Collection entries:
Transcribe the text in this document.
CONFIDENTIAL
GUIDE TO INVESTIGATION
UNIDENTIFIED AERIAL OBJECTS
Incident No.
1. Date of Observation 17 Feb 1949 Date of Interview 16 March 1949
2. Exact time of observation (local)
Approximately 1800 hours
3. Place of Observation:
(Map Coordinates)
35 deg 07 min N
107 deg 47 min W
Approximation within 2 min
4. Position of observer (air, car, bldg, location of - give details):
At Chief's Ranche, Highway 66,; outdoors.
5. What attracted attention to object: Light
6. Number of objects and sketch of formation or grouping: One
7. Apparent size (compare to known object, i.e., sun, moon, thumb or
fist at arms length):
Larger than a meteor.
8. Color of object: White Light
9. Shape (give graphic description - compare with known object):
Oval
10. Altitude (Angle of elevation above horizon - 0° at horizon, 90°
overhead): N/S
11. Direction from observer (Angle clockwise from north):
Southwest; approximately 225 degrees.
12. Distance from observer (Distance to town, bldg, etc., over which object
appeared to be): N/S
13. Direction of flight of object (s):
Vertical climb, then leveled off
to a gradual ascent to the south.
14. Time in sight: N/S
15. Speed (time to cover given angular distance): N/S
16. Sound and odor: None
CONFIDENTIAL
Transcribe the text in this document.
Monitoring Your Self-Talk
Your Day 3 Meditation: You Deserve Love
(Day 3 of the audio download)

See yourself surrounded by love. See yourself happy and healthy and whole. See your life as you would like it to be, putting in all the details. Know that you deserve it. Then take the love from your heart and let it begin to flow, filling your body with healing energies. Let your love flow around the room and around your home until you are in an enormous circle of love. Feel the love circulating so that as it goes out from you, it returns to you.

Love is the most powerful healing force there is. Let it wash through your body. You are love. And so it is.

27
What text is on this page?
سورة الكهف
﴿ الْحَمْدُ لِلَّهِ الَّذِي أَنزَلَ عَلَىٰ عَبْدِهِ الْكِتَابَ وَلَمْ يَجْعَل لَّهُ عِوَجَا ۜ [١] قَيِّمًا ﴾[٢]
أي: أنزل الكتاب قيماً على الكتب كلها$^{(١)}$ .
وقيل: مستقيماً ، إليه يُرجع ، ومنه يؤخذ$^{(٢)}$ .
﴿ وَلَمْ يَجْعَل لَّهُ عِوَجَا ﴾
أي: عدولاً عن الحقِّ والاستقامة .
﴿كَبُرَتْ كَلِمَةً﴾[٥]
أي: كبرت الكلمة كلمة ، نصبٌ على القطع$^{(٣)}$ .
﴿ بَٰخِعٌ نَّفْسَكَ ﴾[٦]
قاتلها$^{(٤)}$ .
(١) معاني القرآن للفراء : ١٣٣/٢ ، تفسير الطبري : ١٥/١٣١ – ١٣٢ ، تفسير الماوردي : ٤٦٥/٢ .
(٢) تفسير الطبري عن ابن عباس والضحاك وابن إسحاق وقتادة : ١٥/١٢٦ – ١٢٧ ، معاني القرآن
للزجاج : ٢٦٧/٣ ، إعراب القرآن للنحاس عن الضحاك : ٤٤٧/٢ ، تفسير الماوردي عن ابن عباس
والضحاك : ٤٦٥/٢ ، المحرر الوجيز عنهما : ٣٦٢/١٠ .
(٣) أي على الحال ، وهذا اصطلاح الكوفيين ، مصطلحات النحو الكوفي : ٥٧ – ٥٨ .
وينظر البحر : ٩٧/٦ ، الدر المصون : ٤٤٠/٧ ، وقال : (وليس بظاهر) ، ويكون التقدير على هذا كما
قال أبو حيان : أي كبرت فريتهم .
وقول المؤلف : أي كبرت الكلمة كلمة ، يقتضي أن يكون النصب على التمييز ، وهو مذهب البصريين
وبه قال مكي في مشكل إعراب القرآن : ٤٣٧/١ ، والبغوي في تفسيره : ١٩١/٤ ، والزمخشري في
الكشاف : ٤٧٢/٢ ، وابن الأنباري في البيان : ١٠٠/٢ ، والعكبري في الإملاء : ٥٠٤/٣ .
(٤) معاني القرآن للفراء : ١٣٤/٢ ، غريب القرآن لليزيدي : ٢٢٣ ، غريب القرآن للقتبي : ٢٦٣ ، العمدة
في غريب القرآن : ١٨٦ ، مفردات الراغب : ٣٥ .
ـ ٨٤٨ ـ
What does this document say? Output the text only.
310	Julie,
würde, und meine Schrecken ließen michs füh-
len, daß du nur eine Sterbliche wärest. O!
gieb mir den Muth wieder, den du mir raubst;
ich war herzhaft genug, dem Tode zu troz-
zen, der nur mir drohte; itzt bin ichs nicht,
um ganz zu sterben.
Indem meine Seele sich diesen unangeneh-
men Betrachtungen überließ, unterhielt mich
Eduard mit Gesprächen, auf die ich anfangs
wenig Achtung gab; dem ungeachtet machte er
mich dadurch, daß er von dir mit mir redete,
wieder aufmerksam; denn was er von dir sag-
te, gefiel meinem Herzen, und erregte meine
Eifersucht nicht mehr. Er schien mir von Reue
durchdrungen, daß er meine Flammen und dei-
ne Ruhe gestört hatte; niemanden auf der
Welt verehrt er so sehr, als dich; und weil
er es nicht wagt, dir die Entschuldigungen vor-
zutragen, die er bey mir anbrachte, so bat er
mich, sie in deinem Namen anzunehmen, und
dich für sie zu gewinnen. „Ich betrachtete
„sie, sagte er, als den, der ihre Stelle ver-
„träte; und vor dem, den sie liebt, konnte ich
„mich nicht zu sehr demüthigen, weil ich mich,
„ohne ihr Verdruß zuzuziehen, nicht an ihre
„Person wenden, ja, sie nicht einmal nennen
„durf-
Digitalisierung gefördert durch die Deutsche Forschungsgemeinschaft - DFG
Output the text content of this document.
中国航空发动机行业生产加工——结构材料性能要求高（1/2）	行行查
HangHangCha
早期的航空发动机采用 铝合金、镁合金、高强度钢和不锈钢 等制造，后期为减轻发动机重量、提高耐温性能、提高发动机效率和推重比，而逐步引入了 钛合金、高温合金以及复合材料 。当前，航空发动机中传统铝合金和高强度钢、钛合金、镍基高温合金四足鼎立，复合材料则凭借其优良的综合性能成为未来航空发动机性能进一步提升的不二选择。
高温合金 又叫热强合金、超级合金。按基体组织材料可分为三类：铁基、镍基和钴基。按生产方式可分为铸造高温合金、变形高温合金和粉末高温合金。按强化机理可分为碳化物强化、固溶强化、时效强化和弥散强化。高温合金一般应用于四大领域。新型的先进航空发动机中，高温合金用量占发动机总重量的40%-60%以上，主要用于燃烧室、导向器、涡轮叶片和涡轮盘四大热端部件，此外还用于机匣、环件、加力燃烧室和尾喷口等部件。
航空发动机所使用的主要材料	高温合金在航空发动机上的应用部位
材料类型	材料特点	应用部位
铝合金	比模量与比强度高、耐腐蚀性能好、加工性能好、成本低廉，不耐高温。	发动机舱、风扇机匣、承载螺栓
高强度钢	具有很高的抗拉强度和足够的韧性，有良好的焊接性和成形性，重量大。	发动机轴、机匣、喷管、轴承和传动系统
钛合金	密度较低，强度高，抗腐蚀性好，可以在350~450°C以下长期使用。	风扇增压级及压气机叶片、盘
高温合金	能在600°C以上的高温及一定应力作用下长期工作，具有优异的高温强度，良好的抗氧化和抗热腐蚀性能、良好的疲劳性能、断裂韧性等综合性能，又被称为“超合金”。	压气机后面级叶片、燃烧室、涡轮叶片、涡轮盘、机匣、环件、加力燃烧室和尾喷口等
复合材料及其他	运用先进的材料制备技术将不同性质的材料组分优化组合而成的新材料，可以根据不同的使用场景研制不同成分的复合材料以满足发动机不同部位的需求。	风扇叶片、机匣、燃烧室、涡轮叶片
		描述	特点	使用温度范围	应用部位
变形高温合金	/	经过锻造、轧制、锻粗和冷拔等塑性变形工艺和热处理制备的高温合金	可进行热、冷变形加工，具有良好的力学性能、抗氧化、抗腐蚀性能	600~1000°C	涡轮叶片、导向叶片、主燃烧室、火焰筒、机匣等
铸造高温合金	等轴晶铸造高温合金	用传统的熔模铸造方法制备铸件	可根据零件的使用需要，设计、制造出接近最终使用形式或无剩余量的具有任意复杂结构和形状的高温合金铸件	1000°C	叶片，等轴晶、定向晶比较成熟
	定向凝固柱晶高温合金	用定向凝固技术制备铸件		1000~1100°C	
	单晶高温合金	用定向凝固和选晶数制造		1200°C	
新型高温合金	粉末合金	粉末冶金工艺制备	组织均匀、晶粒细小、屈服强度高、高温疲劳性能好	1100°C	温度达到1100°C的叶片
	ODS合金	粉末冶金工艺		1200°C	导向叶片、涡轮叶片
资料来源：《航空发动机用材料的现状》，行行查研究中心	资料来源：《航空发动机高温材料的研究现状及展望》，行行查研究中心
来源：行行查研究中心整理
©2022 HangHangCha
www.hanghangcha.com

### WHAT NEEDS TO BE DONE
Isolate the lines above that contain the word "wieder" and copy them.

### COMPLETE OUTPUT
gieb mir den Muth wieder, den du mir raubst;
wieder aufmerksam; denn was er von dir sag-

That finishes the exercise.